Instruction — Gather the lines that hold the string "sensitivity".

* Begin Given records *

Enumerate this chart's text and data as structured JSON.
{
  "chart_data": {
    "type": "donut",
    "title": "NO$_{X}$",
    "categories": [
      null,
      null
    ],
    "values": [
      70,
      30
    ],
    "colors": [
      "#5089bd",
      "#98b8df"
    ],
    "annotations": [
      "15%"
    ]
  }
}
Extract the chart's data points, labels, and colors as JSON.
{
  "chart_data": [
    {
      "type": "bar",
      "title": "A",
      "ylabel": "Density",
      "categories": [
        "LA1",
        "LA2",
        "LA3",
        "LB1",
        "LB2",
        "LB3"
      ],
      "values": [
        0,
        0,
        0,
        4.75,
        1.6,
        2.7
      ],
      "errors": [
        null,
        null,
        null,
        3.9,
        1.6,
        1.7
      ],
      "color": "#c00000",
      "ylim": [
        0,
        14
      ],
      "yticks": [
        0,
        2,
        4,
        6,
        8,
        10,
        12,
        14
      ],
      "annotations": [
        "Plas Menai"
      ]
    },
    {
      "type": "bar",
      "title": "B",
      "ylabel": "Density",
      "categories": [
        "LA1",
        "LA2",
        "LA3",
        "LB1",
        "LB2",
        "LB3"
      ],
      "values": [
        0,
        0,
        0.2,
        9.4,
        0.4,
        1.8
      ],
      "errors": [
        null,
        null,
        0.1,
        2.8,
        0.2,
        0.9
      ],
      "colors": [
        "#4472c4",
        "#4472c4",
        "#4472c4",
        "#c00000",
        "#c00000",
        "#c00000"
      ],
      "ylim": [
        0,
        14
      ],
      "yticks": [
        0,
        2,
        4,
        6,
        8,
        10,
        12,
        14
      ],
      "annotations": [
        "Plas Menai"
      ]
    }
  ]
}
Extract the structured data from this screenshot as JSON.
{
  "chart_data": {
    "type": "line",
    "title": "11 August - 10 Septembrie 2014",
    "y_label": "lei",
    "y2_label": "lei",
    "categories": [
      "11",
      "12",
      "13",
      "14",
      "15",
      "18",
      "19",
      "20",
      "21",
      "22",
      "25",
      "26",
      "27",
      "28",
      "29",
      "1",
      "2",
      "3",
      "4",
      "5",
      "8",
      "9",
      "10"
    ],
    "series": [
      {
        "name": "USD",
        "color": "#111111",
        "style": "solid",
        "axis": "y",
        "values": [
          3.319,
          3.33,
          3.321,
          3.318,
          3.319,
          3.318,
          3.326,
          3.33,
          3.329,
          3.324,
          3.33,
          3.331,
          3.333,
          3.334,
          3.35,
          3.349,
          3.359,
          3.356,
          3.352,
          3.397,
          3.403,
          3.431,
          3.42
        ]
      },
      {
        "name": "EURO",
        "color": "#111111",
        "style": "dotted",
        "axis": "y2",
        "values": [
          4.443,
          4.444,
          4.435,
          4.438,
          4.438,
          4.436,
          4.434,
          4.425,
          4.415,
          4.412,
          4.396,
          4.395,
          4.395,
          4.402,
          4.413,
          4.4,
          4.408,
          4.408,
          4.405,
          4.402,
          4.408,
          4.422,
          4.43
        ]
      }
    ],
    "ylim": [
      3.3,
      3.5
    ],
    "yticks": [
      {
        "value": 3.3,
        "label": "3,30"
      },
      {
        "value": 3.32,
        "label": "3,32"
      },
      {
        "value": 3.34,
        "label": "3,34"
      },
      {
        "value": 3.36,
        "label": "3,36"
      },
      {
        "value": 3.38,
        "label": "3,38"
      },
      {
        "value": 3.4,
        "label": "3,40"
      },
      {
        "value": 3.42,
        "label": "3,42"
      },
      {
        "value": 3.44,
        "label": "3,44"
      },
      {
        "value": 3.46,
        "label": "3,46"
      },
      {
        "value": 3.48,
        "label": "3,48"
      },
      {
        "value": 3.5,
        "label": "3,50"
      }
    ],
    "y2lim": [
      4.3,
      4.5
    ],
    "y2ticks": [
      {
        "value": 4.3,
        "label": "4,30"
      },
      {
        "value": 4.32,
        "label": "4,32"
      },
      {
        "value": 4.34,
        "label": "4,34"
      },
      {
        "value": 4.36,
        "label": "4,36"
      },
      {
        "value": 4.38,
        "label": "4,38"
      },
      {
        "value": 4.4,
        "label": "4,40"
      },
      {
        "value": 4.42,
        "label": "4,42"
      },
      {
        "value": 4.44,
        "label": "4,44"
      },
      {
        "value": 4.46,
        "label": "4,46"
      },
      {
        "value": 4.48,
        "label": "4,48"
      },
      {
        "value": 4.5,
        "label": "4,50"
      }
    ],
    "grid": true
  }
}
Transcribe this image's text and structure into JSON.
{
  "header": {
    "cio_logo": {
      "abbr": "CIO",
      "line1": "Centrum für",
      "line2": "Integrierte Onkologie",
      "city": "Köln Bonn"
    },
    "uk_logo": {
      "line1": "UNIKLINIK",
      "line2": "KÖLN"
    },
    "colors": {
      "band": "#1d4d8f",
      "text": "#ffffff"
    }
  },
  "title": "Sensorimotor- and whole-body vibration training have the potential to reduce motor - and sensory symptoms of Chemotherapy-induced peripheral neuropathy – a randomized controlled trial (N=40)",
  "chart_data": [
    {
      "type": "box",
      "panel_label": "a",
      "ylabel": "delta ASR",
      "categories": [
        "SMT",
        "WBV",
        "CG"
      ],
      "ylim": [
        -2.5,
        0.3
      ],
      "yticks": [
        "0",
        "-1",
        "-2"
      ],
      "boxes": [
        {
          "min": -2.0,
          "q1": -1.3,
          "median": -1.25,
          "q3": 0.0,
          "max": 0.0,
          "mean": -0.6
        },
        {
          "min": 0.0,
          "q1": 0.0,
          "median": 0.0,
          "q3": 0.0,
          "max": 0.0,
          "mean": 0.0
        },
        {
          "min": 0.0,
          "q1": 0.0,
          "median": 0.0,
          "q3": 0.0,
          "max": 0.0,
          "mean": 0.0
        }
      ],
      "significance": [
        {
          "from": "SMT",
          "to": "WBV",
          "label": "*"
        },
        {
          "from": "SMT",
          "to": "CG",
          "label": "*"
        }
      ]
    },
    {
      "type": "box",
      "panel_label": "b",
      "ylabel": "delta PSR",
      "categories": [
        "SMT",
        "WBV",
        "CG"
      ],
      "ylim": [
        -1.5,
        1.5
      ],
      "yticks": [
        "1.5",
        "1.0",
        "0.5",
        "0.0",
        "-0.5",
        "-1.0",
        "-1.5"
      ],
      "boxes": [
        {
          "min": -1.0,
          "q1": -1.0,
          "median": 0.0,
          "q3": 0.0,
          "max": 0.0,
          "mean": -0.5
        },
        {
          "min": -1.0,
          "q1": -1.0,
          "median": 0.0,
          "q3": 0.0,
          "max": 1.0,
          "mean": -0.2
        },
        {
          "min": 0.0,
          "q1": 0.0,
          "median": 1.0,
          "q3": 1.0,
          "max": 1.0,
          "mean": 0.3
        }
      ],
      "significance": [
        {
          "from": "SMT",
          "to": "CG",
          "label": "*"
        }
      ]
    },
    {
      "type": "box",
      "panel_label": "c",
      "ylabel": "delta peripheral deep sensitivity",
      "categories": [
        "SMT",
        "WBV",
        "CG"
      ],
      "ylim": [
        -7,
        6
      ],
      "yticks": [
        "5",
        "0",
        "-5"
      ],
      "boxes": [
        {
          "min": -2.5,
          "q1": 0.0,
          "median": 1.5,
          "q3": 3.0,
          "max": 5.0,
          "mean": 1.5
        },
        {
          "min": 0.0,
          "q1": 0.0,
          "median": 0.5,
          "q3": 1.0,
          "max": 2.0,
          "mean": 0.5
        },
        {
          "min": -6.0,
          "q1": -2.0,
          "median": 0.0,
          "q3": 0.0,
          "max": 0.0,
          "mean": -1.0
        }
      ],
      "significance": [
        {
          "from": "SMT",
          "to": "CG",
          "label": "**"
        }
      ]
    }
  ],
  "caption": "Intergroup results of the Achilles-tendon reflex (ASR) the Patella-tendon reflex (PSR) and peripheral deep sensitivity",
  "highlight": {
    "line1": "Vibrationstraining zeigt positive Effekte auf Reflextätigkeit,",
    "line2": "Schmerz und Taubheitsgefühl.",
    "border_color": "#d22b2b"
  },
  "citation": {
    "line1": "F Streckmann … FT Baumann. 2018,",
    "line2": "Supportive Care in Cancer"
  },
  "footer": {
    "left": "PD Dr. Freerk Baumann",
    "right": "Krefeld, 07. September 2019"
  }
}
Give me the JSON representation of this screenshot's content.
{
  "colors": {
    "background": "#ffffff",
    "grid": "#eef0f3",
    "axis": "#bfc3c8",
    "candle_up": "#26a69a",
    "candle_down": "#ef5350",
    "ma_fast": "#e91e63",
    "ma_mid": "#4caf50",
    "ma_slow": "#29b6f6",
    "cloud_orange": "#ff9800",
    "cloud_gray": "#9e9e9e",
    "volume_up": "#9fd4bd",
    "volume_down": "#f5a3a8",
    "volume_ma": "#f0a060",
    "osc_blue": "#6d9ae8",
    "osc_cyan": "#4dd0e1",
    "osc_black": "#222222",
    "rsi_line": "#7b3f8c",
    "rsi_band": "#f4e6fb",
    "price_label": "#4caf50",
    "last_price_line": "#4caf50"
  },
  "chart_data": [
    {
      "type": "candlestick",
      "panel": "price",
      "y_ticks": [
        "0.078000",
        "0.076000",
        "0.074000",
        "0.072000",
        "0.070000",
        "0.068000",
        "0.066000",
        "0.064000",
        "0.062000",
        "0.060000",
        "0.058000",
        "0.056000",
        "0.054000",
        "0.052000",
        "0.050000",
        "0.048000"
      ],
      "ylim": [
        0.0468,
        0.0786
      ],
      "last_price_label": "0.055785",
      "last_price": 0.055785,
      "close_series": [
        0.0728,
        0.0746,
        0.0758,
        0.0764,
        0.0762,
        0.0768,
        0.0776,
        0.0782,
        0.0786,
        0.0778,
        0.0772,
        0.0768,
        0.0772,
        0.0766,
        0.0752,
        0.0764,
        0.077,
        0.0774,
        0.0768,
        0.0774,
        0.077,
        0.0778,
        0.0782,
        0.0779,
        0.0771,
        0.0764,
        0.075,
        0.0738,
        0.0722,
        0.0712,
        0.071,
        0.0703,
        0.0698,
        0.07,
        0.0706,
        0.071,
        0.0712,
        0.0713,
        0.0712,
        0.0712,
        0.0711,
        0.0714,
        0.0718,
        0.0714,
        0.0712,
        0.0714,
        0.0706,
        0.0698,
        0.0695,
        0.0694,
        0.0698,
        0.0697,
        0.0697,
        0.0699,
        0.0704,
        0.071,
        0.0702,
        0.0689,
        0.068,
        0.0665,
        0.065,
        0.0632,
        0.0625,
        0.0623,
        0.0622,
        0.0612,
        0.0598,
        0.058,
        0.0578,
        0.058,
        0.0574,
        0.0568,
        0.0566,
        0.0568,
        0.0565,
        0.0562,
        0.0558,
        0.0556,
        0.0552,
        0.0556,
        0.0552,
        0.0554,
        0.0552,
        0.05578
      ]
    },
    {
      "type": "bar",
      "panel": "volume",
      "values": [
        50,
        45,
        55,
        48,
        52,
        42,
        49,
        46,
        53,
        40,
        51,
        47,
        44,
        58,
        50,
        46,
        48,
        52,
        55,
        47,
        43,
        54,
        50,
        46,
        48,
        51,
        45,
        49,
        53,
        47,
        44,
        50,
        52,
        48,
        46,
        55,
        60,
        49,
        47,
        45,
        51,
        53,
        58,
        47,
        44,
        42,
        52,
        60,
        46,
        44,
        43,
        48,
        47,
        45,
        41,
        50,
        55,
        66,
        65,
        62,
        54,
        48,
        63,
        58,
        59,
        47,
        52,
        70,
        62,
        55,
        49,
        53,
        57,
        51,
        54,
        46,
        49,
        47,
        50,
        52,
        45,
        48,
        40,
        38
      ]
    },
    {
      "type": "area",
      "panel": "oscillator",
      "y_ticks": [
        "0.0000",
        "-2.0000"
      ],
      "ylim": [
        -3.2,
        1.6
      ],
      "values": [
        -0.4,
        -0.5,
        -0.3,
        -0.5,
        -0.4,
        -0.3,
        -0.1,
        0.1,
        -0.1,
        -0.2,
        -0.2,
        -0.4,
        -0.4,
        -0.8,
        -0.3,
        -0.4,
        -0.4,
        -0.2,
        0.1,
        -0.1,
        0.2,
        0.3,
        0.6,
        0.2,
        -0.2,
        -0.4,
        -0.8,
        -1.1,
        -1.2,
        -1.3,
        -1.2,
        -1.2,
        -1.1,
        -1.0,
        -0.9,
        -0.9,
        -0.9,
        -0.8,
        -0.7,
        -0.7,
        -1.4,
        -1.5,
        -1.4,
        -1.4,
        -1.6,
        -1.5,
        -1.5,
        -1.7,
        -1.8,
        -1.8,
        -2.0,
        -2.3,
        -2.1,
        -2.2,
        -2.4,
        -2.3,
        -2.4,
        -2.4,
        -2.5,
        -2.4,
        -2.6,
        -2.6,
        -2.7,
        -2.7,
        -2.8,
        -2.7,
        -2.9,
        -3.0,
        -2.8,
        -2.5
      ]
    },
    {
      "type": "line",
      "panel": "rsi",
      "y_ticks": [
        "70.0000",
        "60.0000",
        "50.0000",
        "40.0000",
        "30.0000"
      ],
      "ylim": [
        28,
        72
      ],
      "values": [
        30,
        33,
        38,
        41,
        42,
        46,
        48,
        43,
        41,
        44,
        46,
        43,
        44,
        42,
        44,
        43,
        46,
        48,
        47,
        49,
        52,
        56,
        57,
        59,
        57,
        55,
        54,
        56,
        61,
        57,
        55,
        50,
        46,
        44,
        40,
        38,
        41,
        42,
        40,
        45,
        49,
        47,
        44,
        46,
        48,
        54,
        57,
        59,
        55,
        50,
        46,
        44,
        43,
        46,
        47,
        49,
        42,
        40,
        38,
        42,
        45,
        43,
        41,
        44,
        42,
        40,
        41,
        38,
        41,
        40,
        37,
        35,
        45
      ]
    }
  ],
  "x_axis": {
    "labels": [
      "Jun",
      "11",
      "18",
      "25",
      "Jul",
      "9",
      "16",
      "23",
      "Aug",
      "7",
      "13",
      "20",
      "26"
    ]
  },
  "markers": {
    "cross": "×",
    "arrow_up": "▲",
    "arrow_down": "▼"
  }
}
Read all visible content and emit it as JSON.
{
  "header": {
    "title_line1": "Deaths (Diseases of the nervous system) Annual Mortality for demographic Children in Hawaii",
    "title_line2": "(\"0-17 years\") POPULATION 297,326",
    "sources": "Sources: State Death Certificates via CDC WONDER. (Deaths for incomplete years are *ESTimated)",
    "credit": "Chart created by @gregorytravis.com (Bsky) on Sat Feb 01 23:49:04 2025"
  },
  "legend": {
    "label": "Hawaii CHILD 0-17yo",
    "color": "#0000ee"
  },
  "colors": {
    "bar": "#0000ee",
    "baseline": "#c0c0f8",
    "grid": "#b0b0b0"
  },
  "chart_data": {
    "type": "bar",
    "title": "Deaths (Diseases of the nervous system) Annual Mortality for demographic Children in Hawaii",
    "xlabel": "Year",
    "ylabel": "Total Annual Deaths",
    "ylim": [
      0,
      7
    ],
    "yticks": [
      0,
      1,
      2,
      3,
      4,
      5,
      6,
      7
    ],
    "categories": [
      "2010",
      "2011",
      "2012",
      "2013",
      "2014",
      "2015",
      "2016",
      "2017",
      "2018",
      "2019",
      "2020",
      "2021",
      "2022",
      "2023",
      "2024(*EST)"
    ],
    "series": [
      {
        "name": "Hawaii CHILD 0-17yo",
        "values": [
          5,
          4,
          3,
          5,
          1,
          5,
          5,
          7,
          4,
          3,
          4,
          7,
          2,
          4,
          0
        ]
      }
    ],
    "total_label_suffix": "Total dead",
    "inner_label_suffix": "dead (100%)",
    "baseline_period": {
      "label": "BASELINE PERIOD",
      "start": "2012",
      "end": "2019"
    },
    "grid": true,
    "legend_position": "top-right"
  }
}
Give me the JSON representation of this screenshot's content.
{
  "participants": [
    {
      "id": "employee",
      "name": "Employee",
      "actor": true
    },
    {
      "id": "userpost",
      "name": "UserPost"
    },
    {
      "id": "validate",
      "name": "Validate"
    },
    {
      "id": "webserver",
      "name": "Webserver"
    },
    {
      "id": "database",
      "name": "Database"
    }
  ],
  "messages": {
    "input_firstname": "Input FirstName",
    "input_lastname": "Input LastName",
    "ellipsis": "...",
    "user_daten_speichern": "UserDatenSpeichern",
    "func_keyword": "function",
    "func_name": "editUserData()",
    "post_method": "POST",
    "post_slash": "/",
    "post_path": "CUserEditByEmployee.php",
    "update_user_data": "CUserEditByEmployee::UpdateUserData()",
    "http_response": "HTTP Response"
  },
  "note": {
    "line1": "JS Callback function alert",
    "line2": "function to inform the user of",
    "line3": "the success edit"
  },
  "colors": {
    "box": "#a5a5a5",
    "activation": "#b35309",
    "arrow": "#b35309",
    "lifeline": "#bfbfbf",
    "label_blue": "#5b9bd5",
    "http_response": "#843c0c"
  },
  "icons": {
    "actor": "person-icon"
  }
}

* End Given records *

Output of the task —
      "ylabel": "delta peripheral deep sensitivity",
  "caption": "Intergroup results of the Achilles-tendon reflex (ASR) the Patella-tendon reflex (PSR) and peripheral deep sensitivity",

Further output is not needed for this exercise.